## SUPPLIED DATA
#####
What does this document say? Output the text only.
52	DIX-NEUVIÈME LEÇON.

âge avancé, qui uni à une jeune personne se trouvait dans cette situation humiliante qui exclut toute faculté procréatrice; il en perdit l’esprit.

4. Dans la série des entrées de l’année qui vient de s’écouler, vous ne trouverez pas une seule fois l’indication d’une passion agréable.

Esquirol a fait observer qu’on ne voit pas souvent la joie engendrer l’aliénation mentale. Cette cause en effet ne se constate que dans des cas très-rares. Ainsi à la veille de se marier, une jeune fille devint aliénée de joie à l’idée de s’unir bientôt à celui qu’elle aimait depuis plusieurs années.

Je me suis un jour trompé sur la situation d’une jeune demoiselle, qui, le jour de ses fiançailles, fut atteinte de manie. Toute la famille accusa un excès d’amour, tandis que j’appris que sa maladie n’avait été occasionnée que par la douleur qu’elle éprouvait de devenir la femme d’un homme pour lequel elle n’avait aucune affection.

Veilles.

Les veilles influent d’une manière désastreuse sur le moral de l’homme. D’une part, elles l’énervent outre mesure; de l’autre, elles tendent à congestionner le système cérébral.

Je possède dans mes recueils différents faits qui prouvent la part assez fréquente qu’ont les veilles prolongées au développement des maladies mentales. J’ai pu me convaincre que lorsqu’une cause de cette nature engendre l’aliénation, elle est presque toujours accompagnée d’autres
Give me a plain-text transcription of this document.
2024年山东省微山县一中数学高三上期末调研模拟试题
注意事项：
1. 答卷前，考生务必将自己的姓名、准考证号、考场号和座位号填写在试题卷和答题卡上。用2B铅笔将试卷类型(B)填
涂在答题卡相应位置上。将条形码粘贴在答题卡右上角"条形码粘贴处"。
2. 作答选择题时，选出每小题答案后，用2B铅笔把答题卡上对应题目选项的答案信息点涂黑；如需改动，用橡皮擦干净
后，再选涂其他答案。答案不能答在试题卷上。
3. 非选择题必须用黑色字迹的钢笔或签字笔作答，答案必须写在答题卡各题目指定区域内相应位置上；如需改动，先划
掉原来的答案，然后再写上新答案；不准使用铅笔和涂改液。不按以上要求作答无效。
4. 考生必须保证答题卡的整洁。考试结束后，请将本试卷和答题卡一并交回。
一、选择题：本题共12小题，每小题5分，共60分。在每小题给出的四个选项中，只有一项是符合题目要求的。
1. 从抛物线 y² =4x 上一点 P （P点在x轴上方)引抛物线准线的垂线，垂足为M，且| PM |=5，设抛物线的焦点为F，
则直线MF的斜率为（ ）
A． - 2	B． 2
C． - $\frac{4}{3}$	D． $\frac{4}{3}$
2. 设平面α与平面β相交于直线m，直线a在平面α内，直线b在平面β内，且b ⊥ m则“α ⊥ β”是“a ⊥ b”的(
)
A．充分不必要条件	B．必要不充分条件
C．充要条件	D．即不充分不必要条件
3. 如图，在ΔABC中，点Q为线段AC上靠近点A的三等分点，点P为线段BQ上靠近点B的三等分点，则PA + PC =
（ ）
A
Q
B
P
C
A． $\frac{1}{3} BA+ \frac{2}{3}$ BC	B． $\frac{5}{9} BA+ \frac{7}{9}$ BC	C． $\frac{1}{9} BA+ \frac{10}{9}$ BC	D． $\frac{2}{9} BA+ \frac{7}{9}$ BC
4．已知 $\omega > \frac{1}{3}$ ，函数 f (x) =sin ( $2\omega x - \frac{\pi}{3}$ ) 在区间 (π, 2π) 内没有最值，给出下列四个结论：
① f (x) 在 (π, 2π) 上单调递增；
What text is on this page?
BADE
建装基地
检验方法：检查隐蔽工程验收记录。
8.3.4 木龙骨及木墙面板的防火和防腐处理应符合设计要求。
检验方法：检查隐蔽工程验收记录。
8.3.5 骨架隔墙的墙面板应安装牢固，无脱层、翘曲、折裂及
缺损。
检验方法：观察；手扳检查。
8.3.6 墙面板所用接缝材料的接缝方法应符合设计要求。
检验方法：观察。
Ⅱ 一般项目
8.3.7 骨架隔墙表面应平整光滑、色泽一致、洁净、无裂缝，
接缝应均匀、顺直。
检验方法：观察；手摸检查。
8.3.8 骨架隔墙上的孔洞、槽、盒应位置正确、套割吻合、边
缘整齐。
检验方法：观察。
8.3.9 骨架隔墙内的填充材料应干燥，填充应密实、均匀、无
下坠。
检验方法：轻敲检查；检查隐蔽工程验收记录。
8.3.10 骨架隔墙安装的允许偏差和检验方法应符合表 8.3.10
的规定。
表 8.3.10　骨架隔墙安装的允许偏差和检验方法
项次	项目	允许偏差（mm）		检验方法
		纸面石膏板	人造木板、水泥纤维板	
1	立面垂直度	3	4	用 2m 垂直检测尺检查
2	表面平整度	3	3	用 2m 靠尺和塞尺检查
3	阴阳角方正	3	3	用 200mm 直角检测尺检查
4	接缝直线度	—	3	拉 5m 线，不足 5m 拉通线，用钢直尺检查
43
#####
## WHAT YOU HAVE TO DO
Tell how many lines contain the word "aliénation", using only the number.

## REPLY
2